• Work required: Your answer should be a single number: the count of lines that include the word "JSON".

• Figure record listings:
***
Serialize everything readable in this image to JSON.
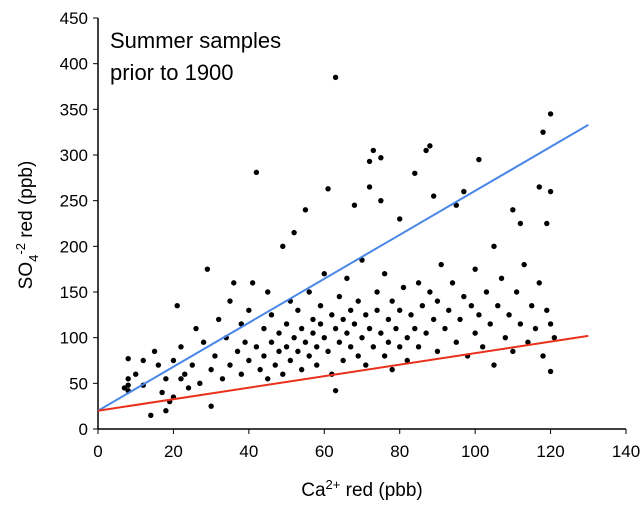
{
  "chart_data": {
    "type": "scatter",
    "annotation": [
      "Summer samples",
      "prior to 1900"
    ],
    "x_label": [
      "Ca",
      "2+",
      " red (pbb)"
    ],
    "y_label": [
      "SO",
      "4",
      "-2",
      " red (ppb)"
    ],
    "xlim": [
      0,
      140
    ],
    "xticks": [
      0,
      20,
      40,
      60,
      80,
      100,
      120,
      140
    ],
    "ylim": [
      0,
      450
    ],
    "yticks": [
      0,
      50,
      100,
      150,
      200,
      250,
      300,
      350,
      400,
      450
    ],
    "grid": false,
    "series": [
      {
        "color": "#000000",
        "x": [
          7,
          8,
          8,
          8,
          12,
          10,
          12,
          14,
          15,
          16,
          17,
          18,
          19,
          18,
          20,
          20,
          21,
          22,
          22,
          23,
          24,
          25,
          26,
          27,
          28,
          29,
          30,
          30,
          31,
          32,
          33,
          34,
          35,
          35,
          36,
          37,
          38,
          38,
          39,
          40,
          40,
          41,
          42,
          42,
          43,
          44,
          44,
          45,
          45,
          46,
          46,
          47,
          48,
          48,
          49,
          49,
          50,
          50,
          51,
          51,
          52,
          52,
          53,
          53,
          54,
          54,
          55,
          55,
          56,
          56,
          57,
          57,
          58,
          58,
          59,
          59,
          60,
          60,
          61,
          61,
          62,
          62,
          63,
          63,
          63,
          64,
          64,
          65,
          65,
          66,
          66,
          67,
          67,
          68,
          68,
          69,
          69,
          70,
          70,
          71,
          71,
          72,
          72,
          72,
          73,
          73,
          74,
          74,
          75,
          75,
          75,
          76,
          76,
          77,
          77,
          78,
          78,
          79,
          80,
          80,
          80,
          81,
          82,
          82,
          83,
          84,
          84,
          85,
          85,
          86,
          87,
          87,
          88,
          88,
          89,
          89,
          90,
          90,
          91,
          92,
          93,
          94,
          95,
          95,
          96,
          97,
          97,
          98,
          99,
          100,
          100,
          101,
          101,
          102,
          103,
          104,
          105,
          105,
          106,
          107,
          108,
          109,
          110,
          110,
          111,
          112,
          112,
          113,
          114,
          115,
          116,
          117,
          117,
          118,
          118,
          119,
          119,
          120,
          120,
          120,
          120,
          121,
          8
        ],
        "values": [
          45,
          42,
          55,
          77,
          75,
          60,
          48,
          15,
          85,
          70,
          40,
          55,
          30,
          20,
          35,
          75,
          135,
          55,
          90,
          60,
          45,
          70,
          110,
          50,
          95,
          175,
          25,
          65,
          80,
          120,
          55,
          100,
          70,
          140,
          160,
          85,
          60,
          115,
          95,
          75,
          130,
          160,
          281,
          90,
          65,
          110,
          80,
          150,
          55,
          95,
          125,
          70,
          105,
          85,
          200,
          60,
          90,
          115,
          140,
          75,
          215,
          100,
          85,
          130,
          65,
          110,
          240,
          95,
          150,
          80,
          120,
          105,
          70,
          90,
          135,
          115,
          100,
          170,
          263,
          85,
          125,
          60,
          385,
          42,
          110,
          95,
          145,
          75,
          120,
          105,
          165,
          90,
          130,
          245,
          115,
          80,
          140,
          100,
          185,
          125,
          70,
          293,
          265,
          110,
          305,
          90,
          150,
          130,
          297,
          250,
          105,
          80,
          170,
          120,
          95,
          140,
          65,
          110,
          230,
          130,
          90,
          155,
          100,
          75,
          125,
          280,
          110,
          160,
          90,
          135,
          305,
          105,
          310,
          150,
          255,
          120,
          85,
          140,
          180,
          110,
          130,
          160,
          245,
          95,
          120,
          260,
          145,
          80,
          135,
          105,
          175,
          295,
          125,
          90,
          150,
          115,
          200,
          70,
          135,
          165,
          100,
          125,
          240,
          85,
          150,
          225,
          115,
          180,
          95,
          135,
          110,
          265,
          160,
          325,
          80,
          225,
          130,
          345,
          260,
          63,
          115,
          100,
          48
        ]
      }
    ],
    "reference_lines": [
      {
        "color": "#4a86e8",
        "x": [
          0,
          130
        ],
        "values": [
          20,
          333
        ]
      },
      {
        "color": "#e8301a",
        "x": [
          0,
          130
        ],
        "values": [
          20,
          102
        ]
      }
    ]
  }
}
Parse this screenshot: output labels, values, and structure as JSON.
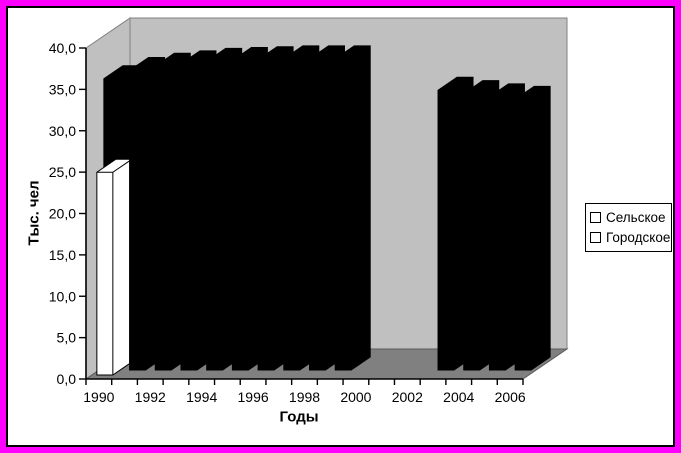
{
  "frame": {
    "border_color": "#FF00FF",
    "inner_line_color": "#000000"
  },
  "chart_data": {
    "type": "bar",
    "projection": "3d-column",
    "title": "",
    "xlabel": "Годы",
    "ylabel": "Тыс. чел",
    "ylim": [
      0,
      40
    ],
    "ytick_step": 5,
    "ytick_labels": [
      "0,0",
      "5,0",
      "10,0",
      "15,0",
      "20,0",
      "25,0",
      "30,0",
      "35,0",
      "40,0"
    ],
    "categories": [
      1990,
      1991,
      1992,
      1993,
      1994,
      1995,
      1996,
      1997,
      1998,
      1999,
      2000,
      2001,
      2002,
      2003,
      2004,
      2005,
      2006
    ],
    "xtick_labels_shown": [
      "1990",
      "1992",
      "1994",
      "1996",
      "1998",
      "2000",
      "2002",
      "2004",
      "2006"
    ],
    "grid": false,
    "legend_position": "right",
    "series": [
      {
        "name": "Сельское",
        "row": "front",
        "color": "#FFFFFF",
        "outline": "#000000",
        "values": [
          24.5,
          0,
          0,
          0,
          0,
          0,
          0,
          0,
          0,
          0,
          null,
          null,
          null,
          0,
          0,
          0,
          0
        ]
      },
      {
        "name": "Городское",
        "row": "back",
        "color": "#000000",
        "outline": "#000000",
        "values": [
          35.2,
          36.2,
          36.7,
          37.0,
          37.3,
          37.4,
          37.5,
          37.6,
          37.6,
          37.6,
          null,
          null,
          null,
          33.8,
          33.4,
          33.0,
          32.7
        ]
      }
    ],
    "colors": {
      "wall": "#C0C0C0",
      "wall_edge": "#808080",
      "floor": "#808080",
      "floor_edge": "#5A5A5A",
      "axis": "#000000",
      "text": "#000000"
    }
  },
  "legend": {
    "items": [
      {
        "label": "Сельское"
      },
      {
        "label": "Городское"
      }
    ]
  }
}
***
• Complete output: 2